* _RECORDS TO PROCESS_:
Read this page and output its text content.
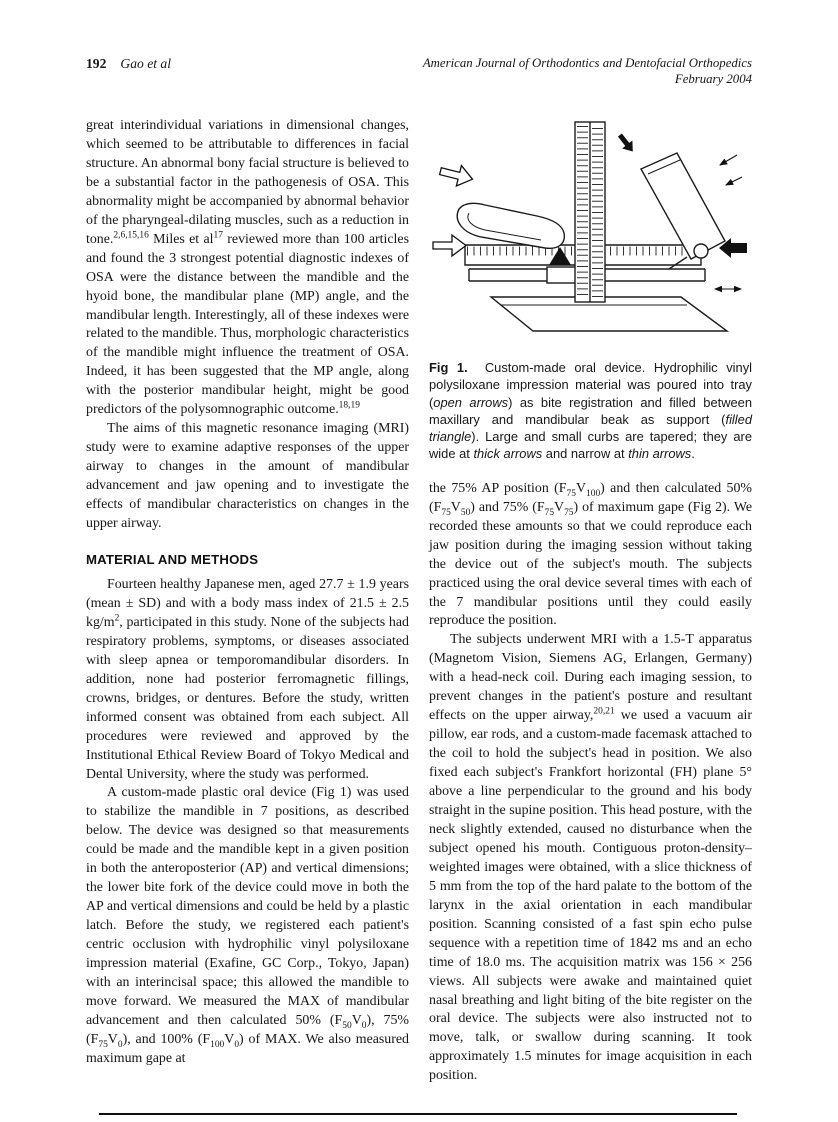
192 Gao et al	American Journal of Orthodontics and Dentofacial Orthopedics
February 2004

great interindividual variations in dimensional changes, which seemed to be attributable to differences in facial structure. An abnormal bony facial structure is believed to be a substantial factor in the pathogenesis of OSA. This abnormality might be accompanied by abnormal behavior of the pharyngeal-dilating muscles, such as a reduction in tone.$^{2,6,15,16}$ Miles et $al^{17}$ reviewed more than 100 articles and found the 3 strongest potential diagnostic indexes of OSA were the distance between the mandible and the hyoid bone, the mandibular plane (MP) angle, and the mandibular length. Interestingly, all of these indexes were related to the mandible. Thus, morphologic characteristics of the mandible might influence the treatment of OSA. Indeed, it has been suggested that the MP angle, along with the posterior mandibular height, might be good predictors of the polysomnographic outcome.$^{18,19}$

The aims of this magnetic resonance imaging (MRI) study were to examine adaptive responses of the upper airway to changes in the amount of mandibular advancement and jaw opening and to investigate the effects of mandibular characteristics on changes in the upper airway.

MATERIAL AND METHODS

Fourteen healthy Japanese men, aged 27.7 ± 1.9 years (mean ± SD) and with a body mass index of 21.5 ± 2.5 $kg/m^2$, participated in this study. None of the subjects had respiratory problems, symptoms, or diseases associated with sleep apnea or temporomandibular disorders. In addition, none had posterior ferromagnetic fillings, crowns, bridges, or dentures. Before the study, written informed consent was obtained from each subject. All procedures were reviewed and approved by the Institutional Ethical Review Board of Tokyo Medical and Dental University, where the study was performed.

A custom-made plastic oral device (Fig 1) was used to stabilize the mandible in 7 positions, as described below. The device was designed so that measurements could be made and the mandible kept in a given position in both the anteroposterior (AP) and vertical dimensions; the lower bite fork of the device could move in both the AP and vertical dimensions and could be held by a plastic latch. Before the study, we registered each patient's centric occlusion with hydrophilic vinyl polysiloxane impression material (Exafine, GC Corp., Tokyo, Japan) with an interincisal space; this allowed the mandible to move forward. We measured the MAX of mandibular advancement and then calculated 50% $(F_{50}V_0)$, 75% $(F_{75}V_0)$, and 100% $(F_{100}V_0)$ of MAX. We also measured maximum gape at

Fig 1.  Custom-made oral device. Hydrophilic vinyl polysiloxane impression material was poured into tray (open arrows) as bite registration and filled between maxillary and mandibular beak as support (filled triangle). Large and small curbs are tapered; they are wide at thick arrows and narrow at thin arrows.

the 75% AP position $(F_{75}V_{100})$ and then calculated 50% $(F_{75}V_{50})$ and 75% $(F_{75}V_{75})$ of maximum gape (Fig 2). We recorded these amounts so that we could reproduce each jaw position during the imaging session without taking the device out of the subject's mouth. The subjects practiced using the oral device several times with each of the 7 mandibular positions until they could easily reproduce the position.

The subjects underwent MRI with a 1.5-T apparatus (Magnetom Vision, Siemens AG, Erlangen, Germany) with a head-neck coil. During each imaging session, to prevent changes in the patient's posture and resultant effects on the upper airway,$^{20,21}$ we used a vacuum air pillow, ear rods, and a custom-made facemask attached to the coil to hold the subject's head in position. We also fixed each subject's Frankfort horizontal (FH) plane 5° above a line perpendicular to the ground and his body straight in the supine position. This head posture, with the neck slightly extended, caused no disturbance when the subject opened his mouth. Contiguous proton-density–weighted images were obtained, with a slice thickness of 5 mm from the top of the hard palate to the bottom of the larynx in the axial orientation in each mandibular position. Scanning consisted of a fast spin echo pulse sequence with a repetition time of 1842 ms and an echo time of 18.0 ms. The acquisition matrix was 156 × 256 views. All subjects were awake and maintained quiet nasal breathing and light biting of the bite register on the oral device. The subjects were also instructed not to move, talk, or swallow during scanning. It took approximately 1.5 minutes for image acquisition in each position.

* _AIM OF THE TASK_:
Omit pictures and output the listing exactly.

* _WRITTEN RESPONSE_:
Read this page and output its text content.
192 Gao et al	American Journal of Orthodontics and Dentofacial Orthopedics
February 2004

great interindividual variations in dimensional changes, which seemed to be attributable to differences in facial structure. An abnormal bony facial structure is believed to be a substantial factor in the pathogenesis of OSA. This abnormality might be accompanied by abnormal behavior of the pharyngeal-dilating muscles, such as a reduction in tone.$^{2,6,15,16}$ Miles et $al^{17}$ reviewed more than 100 articles and found the 3 strongest potential diagnostic indexes of OSA were the distance between the mandible and the hyoid bone, the mandibular plane (MP) angle, and the mandibular length. Interestingly, all of these indexes were related to the mandible. Thus, morphologic characteristics of the mandible might influence the treatment of OSA. Indeed, it has been suggested that the MP angle, along with the posterior mandibular height, might be good predictors of the polysomnographic outcome.$^{18,19}$

The aims of this magnetic resonance imaging (MRI) study were to examine adaptive responses of the upper airway to changes in the amount of mandibular advancement and jaw opening and to investigate the effects of mandibular characteristics on changes in the upper airway.

MATERIAL AND METHODS

Fourteen healthy Japanese men, aged 27.7 ± 1.9 years (mean ± SD) and with a body mass index of 21.5 ± 2.5 $kg/m^2$, participated in this study. None of the subjects had respiratory problems, symptoms, or diseases associated with sleep apnea or temporomandibular disorders. In addition, none had posterior ferromagnetic fillings, crowns, bridges, or dentures. Before the study, written informed consent was obtained from each subject. All procedures were reviewed and approved by the Institutional Ethical Review Board of Tokyo Medical and Dental University, where the study was performed.

A custom-made plastic oral device (Fig 1) was used to stabilize the mandible in 7 positions, as described below. The device was designed so that measurements could be made and the mandible kept in a given position in both the anteroposterior (AP) and vertical dimensions; the lower bite fork of the device could move in both the AP and vertical dimensions and could be held by a plastic latch. Before the study, we registered each patient's centric occlusion with hydrophilic vinyl polysiloxane impression material (Exafine, GC Corp., Tokyo, Japan) with an interincisal space; this allowed the mandible to move forward. We measured the MAX of mandibular advancement and then calculated 50% $(F_{50}V_0)$, 75% $(F_{75}V_0)$, and 100% $(F_{100}V_0)$ of MAX. We also measured maximum gape at

Fig 1.  Custom-made oral device. Hydrophilic vinyl polysiloxane impression material was poured into tray (open arrows) as bite registration and filled between maxillary and mandibular beak as support (filled triangle). Large and small curbs are tapered; they are wide at thick arrows and narrow at thin arrows.

the 75% AP position $(F_{75}V_{100})$ and then calculated 50% $(F_{75}V_{50})$ and 75% $(F_{75}V_{75})$ of maximum gape (Fig 2). We recorded these amounts so that we could reproduce each jaw position during the imaging session without taking the device out of the subject's mouth. The subjects practiced using the oral device several times with each of the 7 mandibular positions until they could easily reproduce the position.

The subjects underwent MRI with a 1.5-T apparatus (Magnetom Vision, Siemens AG, Erlangen, Germany) with a head-neck coil. During each imaging session, to prevent changes in the patient's posture and resultant effects on the upper airway,$^{20,21}$ we used a vacuum air pillow, ear rods, and a custom-made facemask attached to the coil to hold the subject's head in position. We also fixed each subject's Frankfort horizontal (FH) plane 5° above a line perpendicular to the ground and his body straight in the supine position. This head posture, with the neck slightly extended, caused no disturbance when the subject opened his mouth. Contiguous proton-density–weighted images were obtained, with a slice thickness of 5 mm from the top of the hard palate to the bottom of the larynx in the axial orientation in each mandibular position. Scanning consisted of a fast spin echo pulse sequence with a repetition time of 1842 ms and an echo time of 18.0 ms. The acquisition matrix was 156 × 256 views. All subjects were awake and maintained quiet nasal breathing and light biting of the bite register on the oral device. The subjects were also instructed not to move, talk, or swallow during scanning. It took approximately 1.5 minutes for image acquisition in each position.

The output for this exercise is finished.